• **Tarefas**
1) Enumere as finalidades que o texto sobre a ação popular atribui ao direito de ação popular quanto às infrações.
2) Prossiga o texto sobre a ação popular a partir do ponto em que termina.

── Texto fornecido ──

Alega, para tanto, e em síntese, que:

- A ré foi condenada pelo Supremo Tribunal de Justiça, em sentença (sic) proferida por acórdão no processo 22640/18.1T8LSB.L1.S1, à restituição, aos autores populares, dos pagamentos adicionais que lhes tenham sido cobrados, em virtude da ativação automática de serviços adicionais não solicitados;

- no entendimento de que nos casos em que a obrigação de pagamento adicional resultar de opções estabelecidas por defeito que tivessem de ser recusadas para evitar o pagamento adicional (ou que nem admitem a possibilidade de recusa), o consumidor tem direito à restituição do referido pagamento;

- concluindo, portanto, que a ativação e exigência do pagamento de serviços adicionais não solicitados é ilegal;

- apesar dessa decisão ter já transitado em julgado, a ré continua a adotar esse comportamento ilegal com todos os autores populares;

- a presente ação popular para defesa de interesses difusos e individuais homogéneos visa paralisar o comportamento ilegal da ré e que os autores populares sejam indemnizados pelos danos causados com o não cumprimento da sentença.


*


Ouvido, o Ministério Público foi do parecer de que a ação não deve prosseguir.

A petição foi indeferida in limine, nos seguintes termos:

“A Lei nº 83/95, de 31/08 (LAP), que veio regular o direito de participação procedimental e de ação popular, define os casos e termos em que é conferido e pode ser exercido, nomeadamente “o direito de ação popular para a prevenção, a cessação ou a perseguição judicial das infrações previstas no nº 3 do artigo 52º, da Constituição.”.

Dispõe o artigo 52º, nº 3, da Constituição, que “É conferido a todos, pessoalmente ou através de associações de defesa dos interesses em causa, o direito de ação popular nos casos e termos previstos na lei, incluindo o direito de requerer para o lesado ou lesados a correspondente indemnização, nomeadamente para:

a) Promover a prevenção, a cessação ou a perseguição judicial das infrações contra a saúde pública, os direitos dos consumidores, a qualidade de vida, a preservação do ambiente e do património cultural.

(…)”.

O direito de ação popular só existe, pois, nos casos e termos tipificados na lei.

Vale isto por dizer que sem consagração legal não se pode afirmar a existência de um direito geral a fazer valer posições jurídicas supra individuais através da ação popular, e que o direito de ação popular só pode ser exercido nos termos legalmente previstos.

───
── Conteúdo dos dados ──

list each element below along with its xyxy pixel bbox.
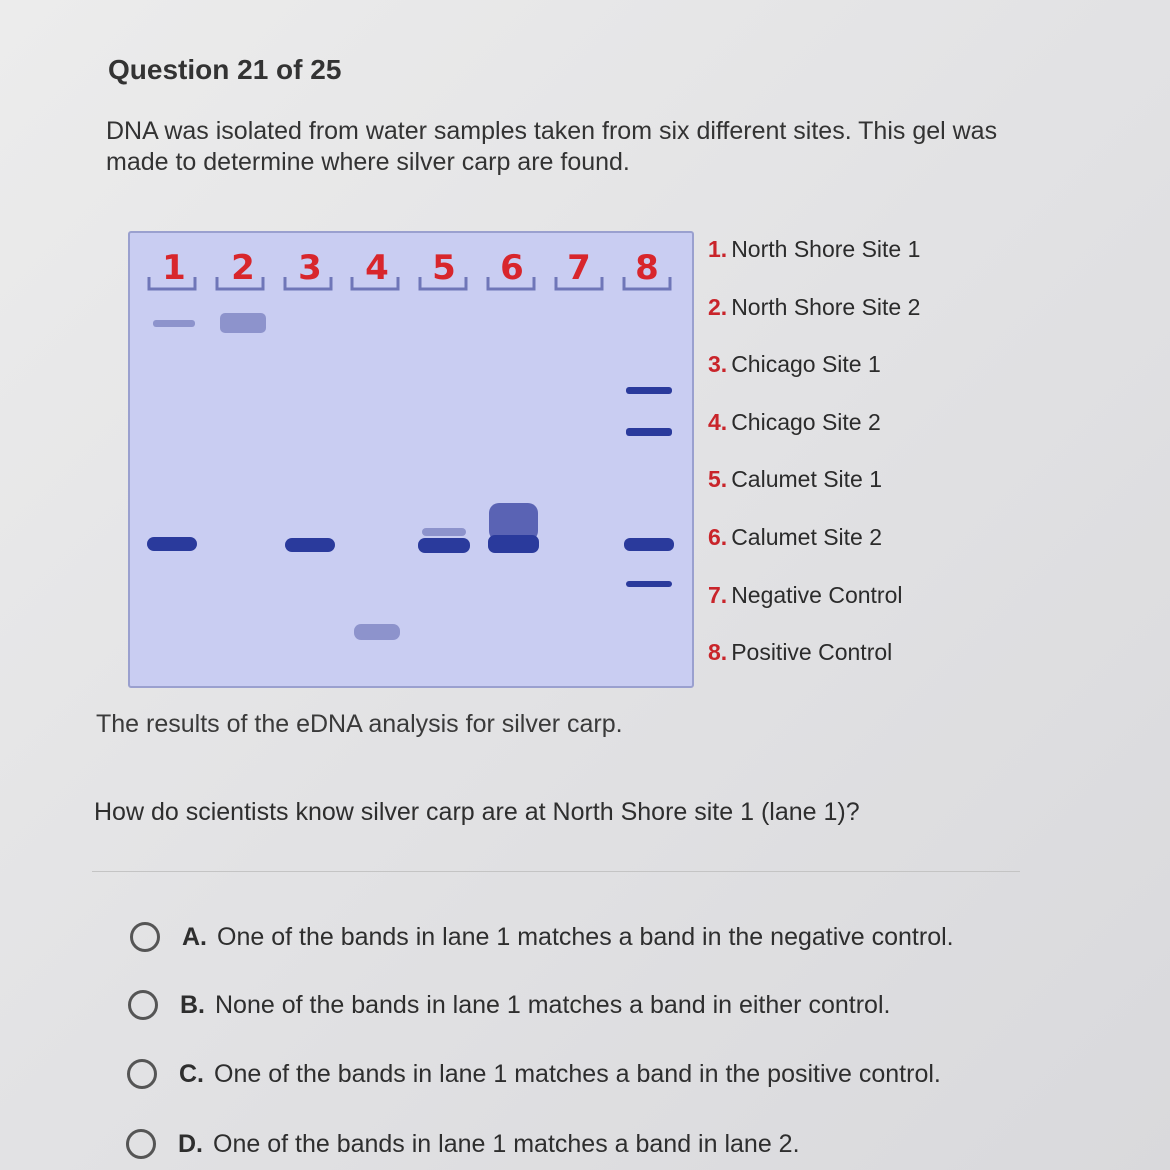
legend-label: Negative Control xyxy=(731,581,903,608)
answer-option-c[interactable] xyxy=(127,1054,941,1094)
legend-item xyxy=(708,351,920,409)
radio-button-c[interactable] xyxy=(127,1059,157,1089)
legend-label: Chicago Site 2 xyxy=(731,408,881,435)
answer-option-d[interactable] xyxy=(126,1124,800,1164)
band-lane2-top xyxy=(220,313,266,333)
lane-number-5: 5 xyxy=(432,248,456,288)
legend-number: 1. xyxy=(708,236,728,262)
legend-number: 2. xyxy=(708,293,728,320)
radio-button-a[interactable] xyxy=(130,922,160,952)
legend-label: Chicago Site 1 xyxy=(731,351,881,378)
legend-number: 5. xyxy=(708,466,728,493)
legend-label: Positive Control xyxy=(731,639,893,666)
legend-label: Calumet Site 1 xyxy=(731,466,883,493)
legend-item xyxy=(708,466,920,524)
question-text: How do scientists know silver carp are at North Shore site 1 (lane 1)? xyxy=(94,798,860,826)
lane-number-7: 7 xyxy=(567,248,591,288)
band-lane6-middle xyxy=(488,535,539,553)
band-lane8-upper-1 xyxy=(626,387,672,394)
option-letter: B. xyxy=(180,990,205,1019)
legend-item xyxy=(708,524,920,582)
band-lane8-middle xyxy=(624,538,674,551)
gel-drawing xyxy=(128,231,694,688)
option-text: None of the bands in lane 1 matches a band in either control. xyxy=(215,990,891,1019)
legend-item xyxy=(708,639,920,697)
band-lane1-middle xyxy=(147,537,197,551)
option-text: One of the bands in lane 1 matches a band in the positive control. xyxy=(214,1059,941,1088)
lane-number-4: 4 xyxy=(365,248,389,288)
legend-number: 8. xyxy=(708,639,728,666)
legend-number: 4. xyxy=(708,408,728,435)
answer-option-a[interactable] xyxy=(130,917,954,957)
legend-item xyxy=(708,582,920,640)
radio-button-b[interactable] xyxy=(128,990,158,1020)
legend-number: 7. xyxy=(708,581,728,608)
legend-number: 3. xyxy=(708,351,728,378)
option-letter: C. xyxy=(179,1059,204,1088)
legend-number: 6. xyxy=(708,523,728,550)
lane-number-6: 6 xyxy=(500,248,524,288)
option-text: One of the bands in lane 1 matches a band in the negative control. xyxy=(217,922,954,951)
option-text: One of the bands in lane 1 matches a band in lane 2. xyxy=(213,1129,800,1158)
lane-number-1: 1 xyxy=(162,248,186,288)
lane-number-8: 8 xyxy=(635,248,659,288)
question-header: Question 21 of 25 xyxy=(108,54,342,85)
divider xyxy=(92,871,1020,872)
option-letter: D. xyxy=(178,1129,203,1158)
lane-number-3: 3 xyxy=(298,248,322,288)
lane-number-2: 2 xyxy=(231,248,255,288)
legend-item xyxy=(708,236,920,294)
gel-wells xyxy=(149,277,670,289)
band-lane5-middle xyxy=(418,538,470,553)
option-letter: A. xyxy=(182,922,207,951)
band-lane3-middle xyxy=(285,538,335,552)
legend-label: North Shore Site 2 xyxy=(731,293,921,320)
legend-label: North Shore Site 1 xyxy=(731,236,921,262)
question-prompt: DNA was isolated from water samples taken from six different sites. This gel was made to determine where silver carp are found. xyxy=(106,117,998,176)
radio-button-d[interactable] xyxy=(126,1129,156,1159)
gel-bands xyxy=(147,313,674,640)
band-lane1-top xyxy=(153,320,195,327)
band-lane4-bottom xyxy=(354,624,400,640)
band-lane5-faint xyxy=(422,528,466,536)
band-lane8-lower xyxy=(626,581,672,587)
band-lane8-upper-2 xyxy=(626,428,672,436)
gel-legend xyxy=(708,236,920,697)
figure-caption: The results of the eDNA analysis for silver carp. xyxy=(96,710,623,738)
legend-label: Calumet Site 2 xyxy=(731,523,883,550)
answer-option-b[interactable] xyxy=(128,985,890,1025)
legend-item xyxy=(708,294,920,352)
gel-figure xyxy=(128,231,694,688)
legend-item xyxy=(708,409,920,467)
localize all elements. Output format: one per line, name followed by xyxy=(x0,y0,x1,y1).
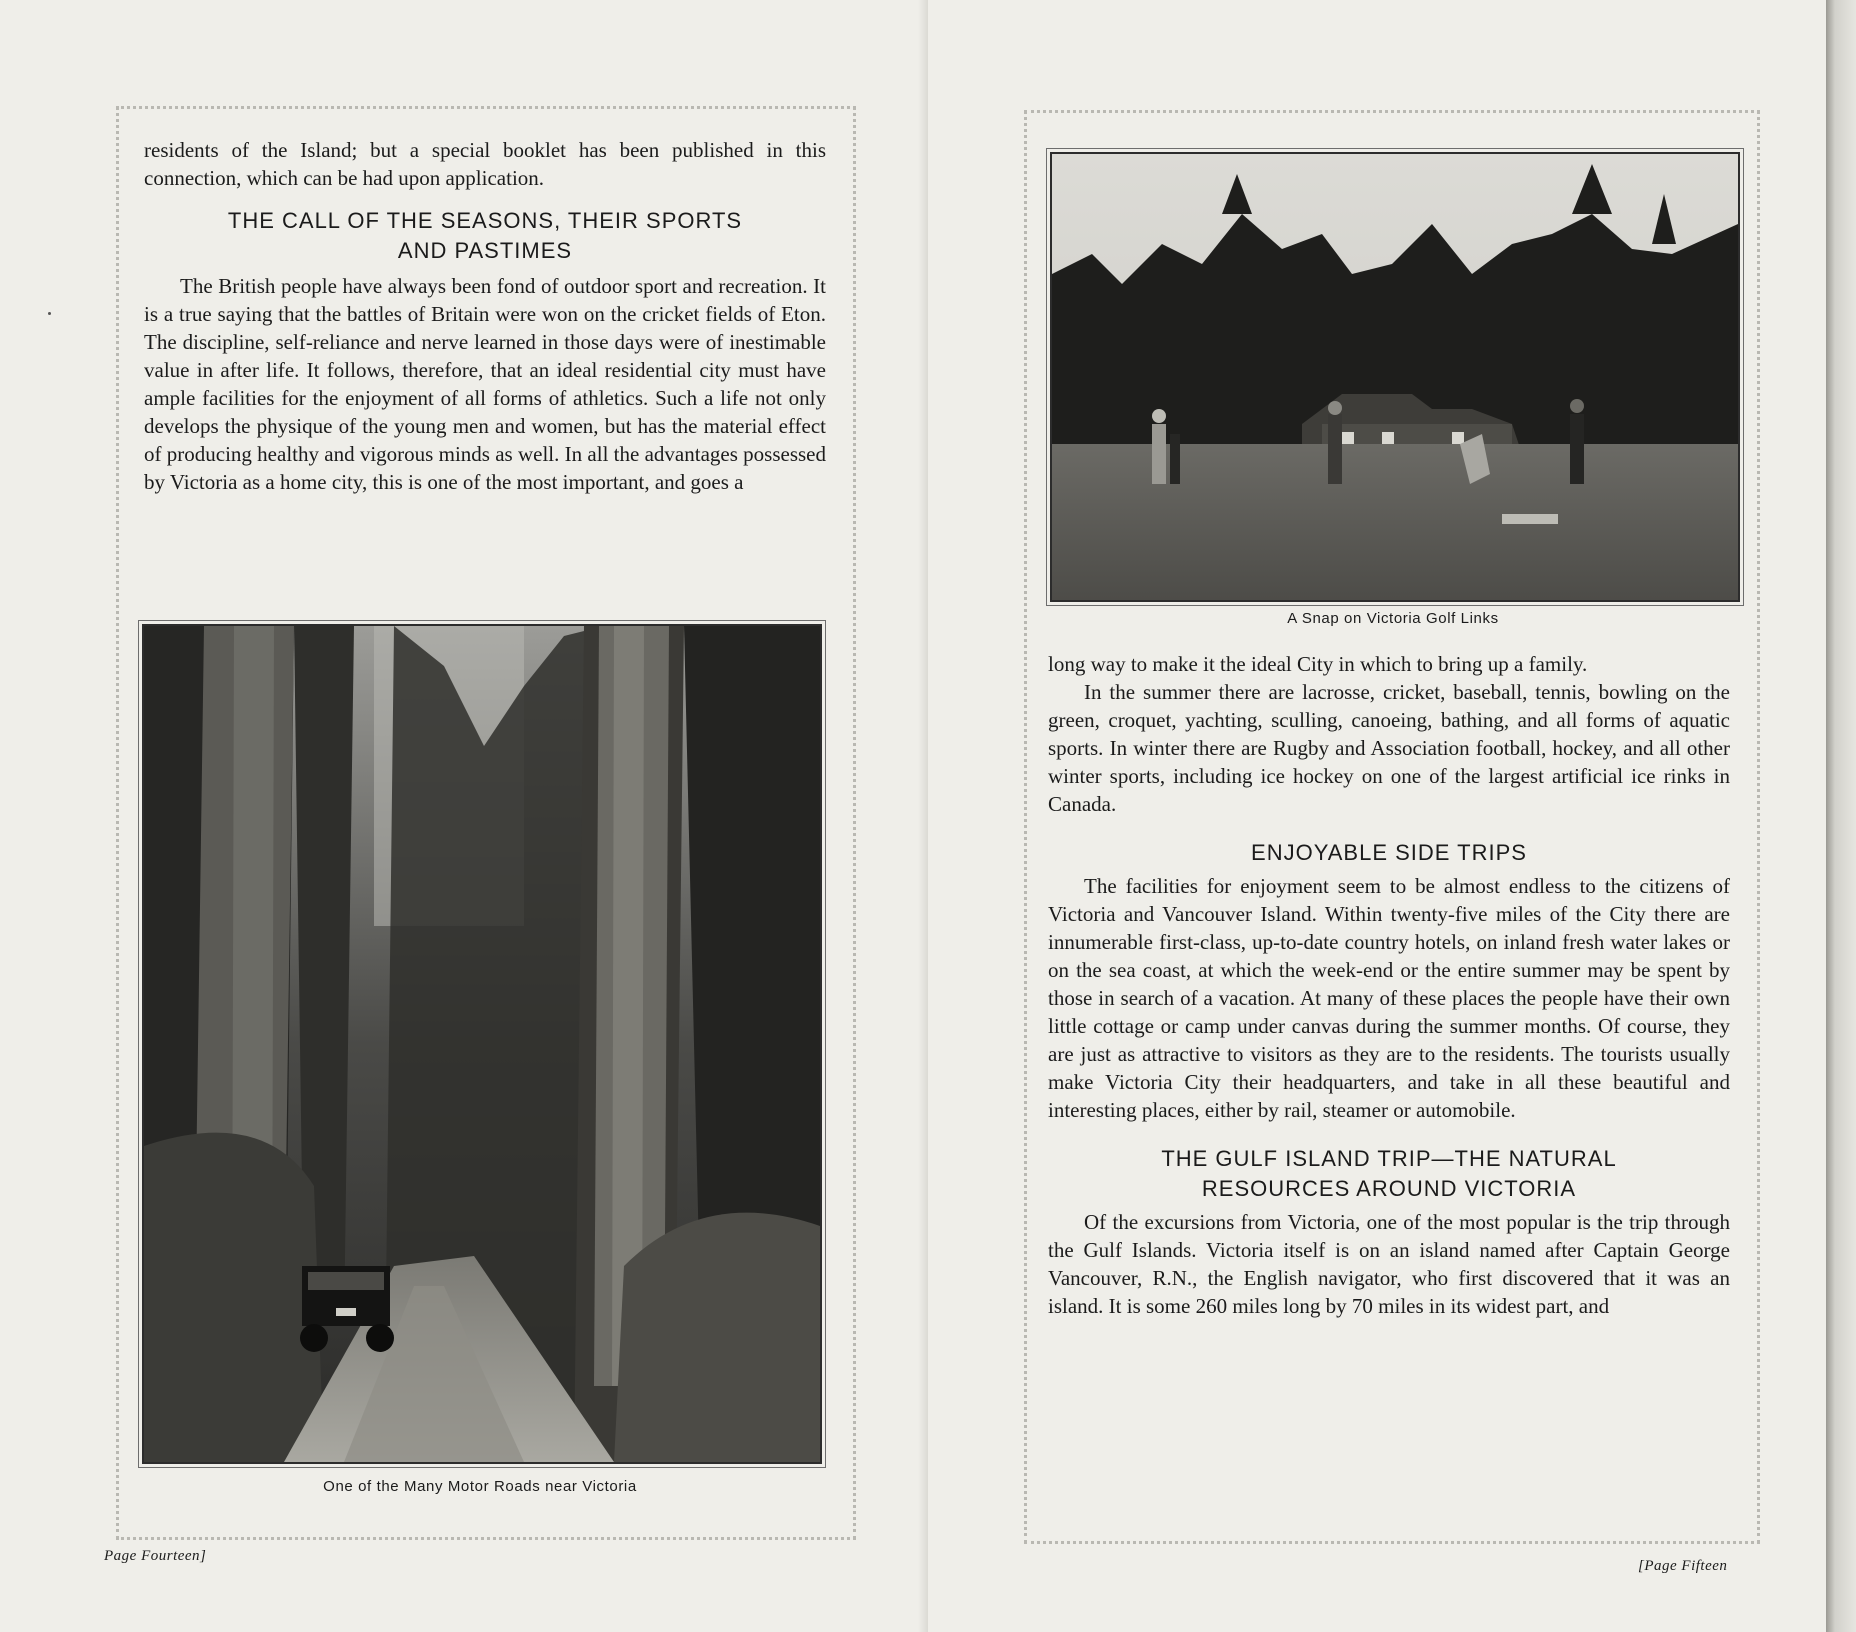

───

• **Respostas**
1) Prevenção, cessação e perseguição judicial das infrações.

2)
É fora de dúvidas que é interesse do referido diploma legal “a proteção do consumo de bens e serviços” – cfr. nº 2 do art. 1º da Lei nº 83/95.

Por sua vez, são titulares do direito de ação popular, além do mais, as associações defensoras de tais interesses. Os interesses individuais homogéneos correspondem aos interesses de cada um dos titulares de um interesse difuso stricto sensu ou de um interesse coletivo, sendo o reflexo na esfera individual de um interesse (difuso ou coletivo) que assume natureza supra individual.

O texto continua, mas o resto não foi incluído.